> _INSTRUCTIONS TO FOLLOW_
What you return should be the lines of the data containing "英文名称", each in full.

[Stored records]

====

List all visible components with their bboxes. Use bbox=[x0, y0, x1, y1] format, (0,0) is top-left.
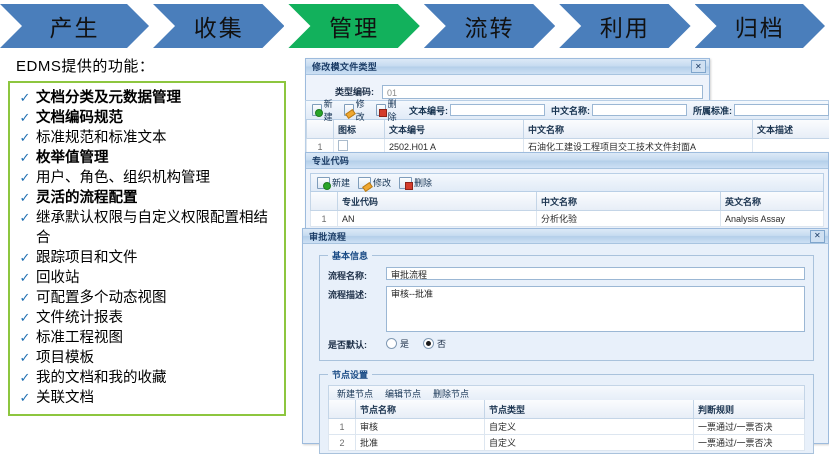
check-icon: ✓ bbox=[14, 108, 36, 128]
node-settings-group: 节点设置 新建节点 编辑节点 删除节点 节点名称 节点类型 判断规则 bbox=[319, 374, 814, 454]
standard-filter-input[interactable] bbox=[734, 104, 829, 116]
edit-button-label: 修改 bbox=[373, 176, 391, 189]
row-cn-name: 分析化验 bbox=[537, 211, 721, 227]
new-button-label: 新建 bbox=[324, 97, 336, 123]
check-icon: ✓ bbox=[14, 148, 36, 168]
check-icon: ✓ bbox=[14, 388, 36, 408]
list-item: ✓ 项目模板 bbox=[14, 348, 280, 368]
delete-button[interactable]: 删除 bbox=[373, 97, 403, 123]
list-item-label: 文件统计报表 bbox=[36, 308, 280, 328]
process-step-2[interactable]: 管理 bbox=[288, 4, 419, 48]
cn-name-filter: 中文名称: bbox=[551, 104, 687, 117]
process-step-label: 流转 bbox=[465, 9, 515, 43]
col-desc: 文本描述 bbox=[753, 120, 829, 139]
table-row[interactable]: 2 批准 自定义 一票通过/一票否决 bbox=[329, 435, 805, 451]
radio-icon bbox=[423, 338, 434, 349]
text-code-filter-label: 文本编号: bbox=[409, 104, 448, 117]
col-node-type: 节点类型 bbox=[485, 400, 694, 419]
row-index: 2 bbox=[329, 435, 356, 451]
features-panel: EDMS提供的功能： ✓ 文档分类及元数据管理 ✓ 文档编码规范 ✓ 标准规范和… bbox=[8, 55, 298, 416]
row-major-code: AN bbox=[338, 211, 537, 227]
list-item-label: 用户、角色、组织机构管理 bbox=[36, 168, 280, 188]
process-step-label: 产生 bbox=[50, 9, 100, 43]
list-item-label: 文档分类及元数据管理 bbox=[36, 88, 280, 108]
table-row[interactable]: 1 AN 分析化验 Analysis Assay bbox=[311, 211, 824, 227]
row-en-name: Analysis Assay bbox=[721, 211, 824, 227]
row-node-name: 审核 bbox=[356, 419, 485, 435]
row-rule: 一票通过/一票否决 bbox=[694, 419, 805, 435]
row-node-type: 自定义 bbox=[485, 435, 694, 451]
check-icon: ✓ bbox=[14, 168, 36, 188]
col-rule: 判断规则 bbox=[694, 400, 805, 419]
radio-yes-label: 是 bbox=[400, 337, 409, 350]
list-item: ✓ 标准工程视图 bbox=[14, 328, 280, 348]
document-icon bbox=[338, 140, 348, 151]
edit-icon bbox=[344, 104, 354, 116]
list-item: ✓ 用户、角色、组织机构管理 bbox=[14, 168, 280, 188]
col-cn-name: 中文名称 bbox=[524, 120, 753, 139]
major-code-grid: 专业代码 中文名称 英文名称 1 AN 分析化验 Analysis Assay bbox=[310, 192, 824, 227]
list-item-label: 枚举值管理 bbox=[36, 148, 280, 168]
radio-yes[interactable]: 是 bbox=[386, 337, 409, 350]
list-item: ✓ 灵活的流程配置 bbox=[14, 188, 280, 208]
table-row[interactable]: 1 审核 自定义 一票通过/一票否决 bbox=[329, 419, 805, 435]
new-button-label: 新建 bbox=[332, 176, 350, 189]
file-type-grid-wrap: 图标 文本编号 中文名称 文本描述 1 2502.H01 A 石油化工建设工程项… bbox=[305, 120, 829, 156]
list-item: ✓ 文档编码规范 bbox=[14, 108, 280, 128]
dialog-title: 审批流程 bbox=[309, 230, 810, 243]
radio-icon bbox=[386, 338, 397, 349]
edit-node-button[interactable]: 编辑节点 bbox=[385, 387, 421, 400]
delete-icon bbox=[376, 104, 386, 116]
col-major-code: 专业代码 bbox=[338, 192, 537, 211]
delete-button[interactable]: 删除 bbox=[396, 176, 435, 189]
list-item-label: 标准工程视图 bbox=[36, 328, 280, 348]
standard-filter-label: 所属标准: bbox=[693, 104, 732, 117]
close-icon[interactable]: ✕ bbox=[810, 230, 825, 243]
col-index bbox=[329, 400, 356, 419]
file-type-grid: 图标 文本编号 中文名称 文本描述 1 2502.H01 A 石油化工建设工程项… bbox=[306, 120, 829, 155]
col-index bbox=[311, 192, 338, 211]
check-icon: ✓ bbox=[14, 368, 36, 388]
dialog-title-bar[interactable]: 专业代码 bbox=[306, 153, 828, 169]
node-toolbar: 新建节点 编辑节点 删除节点 bbox=[328, 385, 805, 400]
check-icon: ✓ bbox=[14, 188, 36, 208]
new-button[interactable]: 新建 bbox=[314, 176, 353, 189]
edms-caption: EDMS提供的功能： bbox=[16, 55, 298, 76]
edit-button[interactable]: 修改 bbox=[341, 97, 371, 123]
dialog-title-bar[interactable]: 修改模文件类型 ✕ bbox=[306, 59, 709, 75]
list-item: ✓ 关联文档 bbox=[14, 388, 280, 408]
process-step-3[interactable]: 流转 bbox=[424, 4, 555, 48]
list-item: ✓ 我的文档和我的收藏 bbox=[14, 368, 280, 388]
major-code-dialog: 专业代码 新建 修改 删除 专业代码 中文名称 英文名称 bbox=[305, 152, 829, 237]
dialog-title: 修改模文件类型 bbox=[312, 60, 691, 73]
list-item: ✓ 继承默认权限与自定义权限配置相结合 bbox=[14, 208, 280, 248]
type-code-input[interactable]: 01 bbox=[382, 85, 703, 99]
process-step-label: 管理 bbox=[329, 9, 379, 43]
delete-icon bbox=[399, 177, 412, 189]
row-index: 1 bbox=[311, 211, 338, 227]
is-default-radio-group: 是 否 bbox=[386, 336, 456, 350]
edit-button[interactable]: 修改 bbox=[355, 176, 394, 189]
flow-name-row: 流程名称: 审批流程 bbox=[328, 267, 805, 282]
process-step-1[interactable]: 收集 bbox=[153, 4, 284, 48]
dialog-body: 基本信息 流程名称: 审批流程 流程描述: 审核--批准 是否默认: 是 bbox=[303, 244, 828, 454]
basic-info-title: 基本信息 bbox=[328, 249, 372, 262]
table-header-row: 专业代码 中文名称 英文名称 bbox=[311, 192, 824, 211]
col-node-name: 节点名称 bbox=[356, 400, 485, 419]
list-item-label: 回收站 bbox=[36, 268, 280, 288]
file-type-toolbar: 新建 修改 删除 文本编号: 中文名称: 所属标准: bbox=[305, 100, 829, 120]
list-item: ✓ 跟踪项目和文件 bbox=[14, 248, 280, 268]
dialog-title-bar[interactable]: 审批流程 ✕ bbox=[303, 229, 828, 244]
radio-no[interactable]: 否 bbox=[423, 337, 446, 350]
dialog-body: 新建 修改 删除 专业代码 中文名称 英文名称 bbox=[306, 169, 828, 227]
new-button[interactable]: 新建 bbox=[309, 97, 339, 123]
edit-button-label: 修改 bbox=[356, 97, 368, 123]
check-icon: ✓ bbox=[14, 288, 36, 308]
check-icon: ✓ bbox=[14, 208, 36, 228]
row-index: 1 bbox=[329, 419, 356, 435]
list-item-label: 我的文档和我的收藏 bbox=[36, 368, 280, 388]
feature-list-box: ✓ 文档分类及元数据管理 ✓ 文档编码规范 ✓ 标准规范和标准文本 ✓ 枚举值管… bbox=[8, 81, 286, 416]
process-step-0[interactable]: 产生 bbox=[0, 4, 149, 48]
table-header-row: 节点名称 节点类型 判断规则 bbox=[329, 400, 805, 419]
list-item: ✓ 枚举值管理 bbox=[14, 148, 280, 168]
list-item-label: 项目模板 bbox=[36, 348, 280, 368]
col-cn-name: 中文名称 bbox=[537, 192, 721, 211]
delete-button-label: 删除 bbox=[388, 97, 400, 123]
major-toolbar: 新建 修改 删除 bbox=[310, 173, 824, 192]
list-item-label: 灵活的流程配置 bbox=[36, 188, 280, 208]
process-step-label: 收集 bbox=[194, 9, 244, 43]
list-item: ✓ 文件统计报表 bbox=[14, 308, 280, 328]
is-default-row: 是否默认: 是 否 bbox=[328, 336, 805, 351]
flow-name-label: 流程名称: bbox=[328, 267, 386, 282]
close-icon[interactable]: ✕ bbox=[691, 60, 706, 73]
process-step-label: 归档 bbox=[735, 9, 785, 43]
node-settings-title: 节点设置 bbox=[328, 368, 372, 381]
col-en-name: 英文名称 bbox=[721, 192, 824, 211]
file-type-toolbar-wrap: 新建 修改 删除 文本编号: 中文名称: 所属标准: bbox=[305, 100, 829, 120]
text-code-filter-input[interactable] bbox=[450, 104, 545, 116]
process-step-4[interactable]: 利用 bbox=[559, 4, 690, 48]
list-item-label: 标准规范和标准文本 bbox=[36, 128, 280, 148]
list-item: ✓ 标准规范和标准文本 bbox=[14, 128, 280, 148]
list-item-label: 跟踪项目和文件 bbox=[36, 248, 280, 268]
is-default-label: 是否默认: bbox=[328, 336, 386, 351]
process-step-5[interactable]: 归档 bbox=[695, 4, 825, 48]
cn-name-filter-input[interactable] bbox=[592, 104, 687, 116]
new-icon bbox=[317, 177, 330, 189]
check-icon: ✓ bbox=[14, 328, 36, 348]
delete-button-label: 删除 bbox=[414, 176, 432, 189]
text-code-filter: 文本编号: bbox=[409, 104, 545, 117]
basic-info-group: 基本信息 流程名称: 审批流程 流程描述: 审核--批准 是否默认: 是 bbox=[319, 255, 814, 361]
check-icon: ✓ bbox=[14, 348, 36, 368]
delete-node-button[interactable]: 删除节点 bbox=[433, 387, 469, 400]
flow-name-input[interactable]: 审批流程 bbox=[386, 267, 805, 280]
row-rule: 一票通过/一票否决 bbox=[694, 435, 805, 451]
process-step-label: 利用 bbox=[600, 9, 650, 43]
dialog-title: 专业代码 bbox=[312, 154, 825, 167]
process-flow-banner: 产生 收集 管理 流转 利用 归档 bbox=[0, 4, 829, 48]
check-icon: ✓ bbox=[14, 268, 36, 288]
flow-desc-label: 流程描述: bbox=[328, 286, 386, 301]
list-item-label: 可配置多个动态视图 bbox=[36, 288, 280, 308]
check-icon: ✓ bbox=[14, 88, 36, 108]
list-item: ✓ 文档分类及元数据管理 bbox=[14, 88, 280, 108]
node-grid: 节点名称 节点类型 判断规则 1 审核 自定义 一票通过/一票否决 2 批准 bbox=[328, 400, 805, 451]
check-icon: ✓ bbox=[14, 128, 36, 148]
row-node-type: 自定义 bbox=[485, 419, 694, 435]
list-item-label: 关联文档 bbox=[36, 388, 280, 408]
list-item-label: 继承默认权限与自定义权限配置相结合 bbox=[36, 208, 280, 248]
list-item-label: 文档编码规范 bbox=[36, 108, 280, 128]
standard-filter: 所属标准: bbox=[693, 104, 829, 117]
workflow-dialog: 审批流程 ✕ 基本信息 流程名称: 审批流程 流程描述: 审核--批准 是否默认… bbox=[302, 228, 829, 444]
row-node-name: 批准 bbox=[356, 435, 485, 451]
list-item: ✓ 可配置多个动态视图 bbox=[14, 288, 280, 308]
cn-name-filter-label: 中文名称: bbox=[551, 104, 590, 117]
col-text-code: 文本编号 bbox=[385, 120, 524, 139]
new-node-button[interactable]: 新建节点 bbox=[337, 387, 373, 400]
flow-desc-row: 流程描述: 审核--批准 bbox=[328, 286, 805, 332]
new-icon bbox=[312, 104, 322, 116]
check-icon: ✓ bbox=[14, 308, 36, 328]
flow-desc-input[interactable]: 审核--批准 bbox=[386, 286, 805, 332]
radio-no-label: 否 bbox=[437, 337, 446, 350]
list-item: ✓ 回收站 bbox=[14, 268, 280, 288]
edit-icon bbox=[358, 177, 371, 189]
check-icon: ✓ bbox=[14, 248, 36, 268]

====

> _SOLVED EXERCISE_
major-code-grid: 专业代码 中文名称 英文名称 1 AN 分析化验 Analysis Assay bbox=[310, 192, 824, 227]
major-code-dialog: 专业代码 新建 修改 删除 专业代码 中文名称 英文名称 bbox=[305, 152, 829, 237]
table-header-row: 专业代码 中文名称 英文名称 bbox=[311, 192, 824, 211]
dialog-body: 新建 修改 删除 专业代码 中文名称 英文名称 bbox=[306, 169, 828, 227]
col-en-name: 英文名称 bbox=[721, 192, 824, 211]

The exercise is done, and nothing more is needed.